RECORDED DATA »
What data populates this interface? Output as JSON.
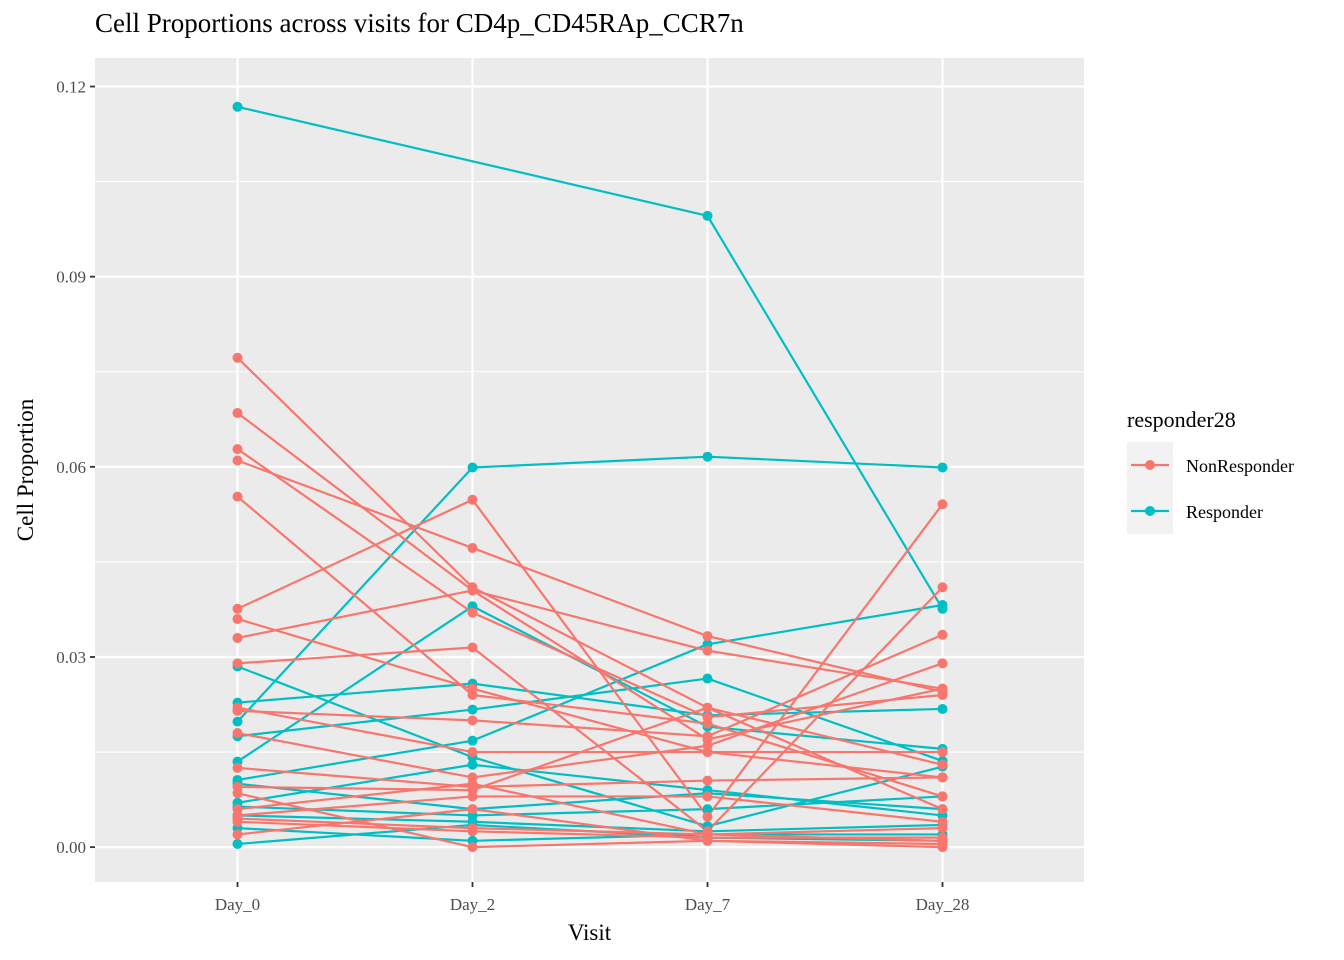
{
  "chart_data": {
    "type": "line",
    "title": "Cell Proportions across visits for CD4p_CD45RAp_CCR7n",
    "xlabel": "Visit",
    "ylabel": "Cell Proportion",
    "categories": [
      "Day_0",
      "Day_2",
      "Day_7",
      "Day_28"
    ],
    "y_ticks": [
      "0.00",
      "0.03",
      "0.06",
      "0.09",
      "0.12"
    ],
    "y_tick_values": [
      0,
      0.03,
      0.06,
      0.09,
      0.12
    ],
    "ylim": [
      -0.0055,
      0.1245
    ],
    "grid": true,
    "legend": {
      "title": "responder28",
      "position": "right",
      "entries": [
        {
          "label": "NonResponder",
          "color": "#F8766D"
        },
        {
          "label": "Responder",
          "color": "#00BFC4"
        }
      ]
    },
    "colors": {
      "NonResponder": "#F8766D",
      "Responder": "#00BFC4",
      "panel": "#EBEBEB",
      "grid": "#FFFFFF"
    },
    "series": [
      {
        "group": "Responder",
        "values": [
          0.1168,
          null,
          0.0996,
          0.0376
        ]
      },
      {
        "group": "Responder",
        "values": [
          0.0198,
          0.0599,
          0.0616,
          0.0599
        ]
      },
      {
        "group": "Responder",
        "values": [
          0.0285,
          0.0142,
          0.0033,
          0.0127
        ]
      },
      {
        "group": "Responder",
        "values": [
          0.0228,
          0.0258,
          0.0208,
          0.0218
        ]
      },
      {
        "group": "Responder",
        "values": [
          0.0175,
          0.0217,
          0.0266,
          0.0136
        ]
      },
      {
        "group": "Responder",
        "values": [
          0.0135,
          0.038,
          0.019,
          0.0155
        ]
      },
      {
        "group": "Responder",
        "values": [
          0.0106,
          0.0168,
          0.032,
          0.0382
        ]
      },
      {
        "group": "Responder",
        "values": [
          0.01,
          0.006,
          0.0085,
          0.006
        ]
      },
      {
        "group": "Responder",
        "values": [
          0.007,
          0.013,
          0.009,
          0.005
        ]
      },
      {
        "group": "Responder",
        "values": [
          0.0064,
          0.005,
          0.006,
          0.008
        ]
      },
      {
        "group": "Responder",
        "values": [
          0.005,
          0.004,
          0.0025,
          0.0035
        ]
      },
      {
        "group": "Responder",
        "values": [
          0.003,
          0.001,
          0.002,
          0.002
        ]
      },
      {
        "group": "Responder",
        "values": [
          0.0005,
          0.0035,
          0.0015,
          0.001
        ]
      },
      {
        "group": "NonResponder",
        "values": [
          0.0772,
          0.041,
          0.022,
          0.013
        ]
      },
      {
        "group": "NonResponder",
        "values": [
          0.0685,
          0.0405,
          0.017,
          0.025
        ]
      },
      {
        "group": "NonResponder",
        "values": [
          0.0628,
          0.037,
          0.0205,
          0.024
        ]
      },
      {
        "group": "NonResponder",
        "values": [
          0.061,
          0.0472,
          0.0333,
          0.0245
        ]
      },
      {
        "group": "NonResponder",
        "values": [
          0.0553,
          0.024,
          0.0195,
          0.008
        ]
      },
      {
        "group": "NonResponder",
        "values": [
          0.0376,
          0.0548,
          0.0048,
          0.0541
        ]
      },
      {
        "group": "NonResponder",
        "values": [
          0.036,
          0.025,
          0.015,
          0.015
        ]
      },
      {
        "group": "NonResponder",
        "values": [
          0.033,
          0.0405,
          0.031,
          0.025
        ]
      },
      {
        "group": "NonResponder",
        "values": [
          0.029,
          0.0315,
          0.0025,
          0.041
        ]
      },
      {
        "group": "NonResponder",
        "values": [
          0.022,
          0.015,
          0.015,
          0.011
        ]
      },
      {
        "group": "NonResponder",
        "values": [
          0.0215,
          0.02,
          0.0175,
          0.0335
        ]
      },
      {
        "group": "NonResponder",
        "values": [
          0.018,
          0.011,
          0.016,
          0.029
        ]
      },
      {
        "group": "NonResponder",
        "values": [
          0.0125,
          0.0095,
          0.0105,
          0.011
        ]
      },
      {
        "group": "NonResponder",
        "values": [
          0.0095,
          0.009,
          0.022,
          0.006
        ]
      },
      {
        "group": "NonResponder",
        "values": [
          0.0085,
          0.0,
          0.001,
          0.0005
        ]
      },
      {
        "group": "NonResponder",
        "values": [
          0.006,
          0.01,
          0.002,
          0.001
        ]
      },
      {
        "group": "NonResponder",
        "values": [
          0.005,
          0.008,
          0.008,
          0.004
        ]
      },
      {
        "group": "NonResponder",
        "values": [
          0.0045,
          0.003,
          0.002,
          0.003
        ]
      },
      {
        "group": "NonResponder",
        "values": [
          0.004,
          0.0025,
          0.0015,
          0.0015
        ]
      },
      {
        "group": "NonResponder",
        "values": [
          0.002,
          0.006,
          0.001,
          0.0
        ]
      }
    ]
  }
}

REQUEST » Nothing in the entries should change as you copy them, except that the pictures are left out.

RESULT OF THE TASK »
What data populates this interface? Output as JSON.
{
  "chart_data": {
    "type": "line",
    "title": "Cell Proportions across visits for CD4p_CD45RAp_CCR7n",
    "xlabel": "Visit",
    "ylabel": "Cell Proportion",
    "categories": [
      "Day_0",
      "Day_2",
      "Day_7",
      "Day_28"
    ],
    "y_ticks": [
      "0.00",
      "0.03",
      "0.06",
      "0.09",
      "0.12"
    ],
    "y_tick_values": [
      0,
      0.03,
      0.06,
      0.09,
      0.12
    ],
    "ylim": [
      -0.0055,
      0.1245
    ],
    "grid": true,
    "legend": {
      "title": "responder28",
      "position": "right",
      "entries": [
        {
          "label": "NonResponder",
          "color": "#F8766D"
        },
        {
          "label": "Responder",
          "color": "#00BFC4"
        }
      ]
    },
    "colors": {
      "NonResponder": "#F8766D",
      "Responder": "#00BFC4",
      "panel": "#EBEBEB",
      "grid": "#FFFFFF"
    },
    "series": [
      {
        "group": "Responder",
        "values": [
          0.1168,
          null,
          0.0996,
          0.0376
        ]
      },
      {
        "group": "Responder",
        "values": [
          0.0198,
          0.0599,
          0.0616,
          0.0599
        ]
      },
      {
        "group": "Responder",
        "values": [
          0.0285,
          0.0142,
          0.0033,
          0.0127
        ]
      },
      {
        "group": "Responder",
        "values": [
          0.0228,
          0.0258,
          0.0208,
          0.0218
        ]
      },
      {
        "group": "Responder",
        "values": [
          0.0175,
          0.0217,
          0.0266,
          0.0136
        ]
      },
      {
        "group": "Responder",
        "values": [
          0.0135,
          0.038,
          0.019,
          0.0155
        ]
      },
      {
        "group": "Responder",
        "values": [
          0.0106,
          0.0168,
          0.032,
          0.0382
        ]
      },
      {
        "group": "Responder",
        "values": [
          0.01,
          0.006,
          0.0085,
          0.006
        ]
      },
      {
        "group": "Responder",
        "values": [
          0.007,
          0.013,
          0.009,
          0.005
        ]
      },
      {
        "group": "Responder",
        "values": [
          0.0064,
          0.005,
          0.006,
          0.008
        ]
      },
      {
        "group": "Responder",
        "values": [
          0.005,
          0.004,
          0.0025,
          0.0035
        ]
      },
      {
        "group": "Responder",
        "values": [
          0.003,
          0.001,
          0.002,
          0.002
        ]
      },
      {
        "group": "Responder",
        "values": [
          0.0005,
          0.0035,
          0.0015,
          0.001
        ]
      },
      {
        "group": "NonResponder",
        "values": [
          0.0772,
          0.041,
          0.022,
          0.013
        ]
      },
      {
        "group": "NonResponder",
        "values": [
          0.0685,
          0.0405,
          0.017,
          0.025
        ]
      },
      {
        "group": "NonResponder",
        "values": [
          0.0628,
          0.037,
          0.0205,
          0.024
        ]
      },
      {
        "group": "NonResponder",
        "values": [
          0.061,
          0.0472,
          0.0333,
          0.0245
        ]
      },
      {
        "group": "NonResponder",
        "values": [
          0.0553,
          0.024,
          0.0195,
          0.008
        ]
      },
      {
        "group": "NonResponder",
        "values": [
          0.0376,
          0.0548,
          0.0048,
          0.0541
        ]
      },
      {
        "group": "NonResponder",
        "values": [
          0.036,
          0.025,
          0.015,
          0.015
        ]
      },
      {
        "group": "NonResponder",
        "values": [
          0.033,
          0.0405,
          0.031,
          0.025
        ]
      },
      {
        "group": "NonResponder",
        "values": [
          0.029,
          0.0315,
          0.0025,
          0.041
        ]
      },
      {
        "group": "NonResponder",
        "values": [
          0.022,
          0.015,
          0.015,
          0.011
        ]
      },
      {
        "group": "NonResponder",
        "values": [
          0.0215,
          0.02,
          0.0175,
          0.0335
        ]
      },
      {
        "group": "NonResponder",
        "values": [
          0.018,
          0.011,
          0.016,
          0.029
        ]
      },
      {
        "group": "NonResponder",
        "values": [
          0.0125,
          0.0095,
          0.0105,
          0.011
        ]
      },
      {
        "group": "NonResponder",
        "values": [
          0.0095,
          0.009,
          0.022,
          0.006
        ]
      },
      {
        "group": "NonResponder",
        "values": [
          0.0085,
          0.0,
          0.001,
          0.0005
        ]
      },
      {
        "group": "NonResponder",
        "values": [
          0.006,
          0.01,
          0.002,
          0.001
        ]
      },
      {
        "group": "NonResponder",
        "values": [
          0.005,
          0.008,
          0.008,
          0.004
        ]
      },
      {
        "group": "NonResponder",
        "values": [
          0.0045,
          0.003,
          0.002,
          0.003
        ]
      },
      {
        "group": "NonResponder",
        "values": [
          0.004,
          0.0025,
          0.0015,
          0.0015
        ]
      },
      {
        "group": "NonResponder",
        "values": [
          0.002,
          0.006,
          0.001,
          0.0
        ]
      }
    ]
  }
}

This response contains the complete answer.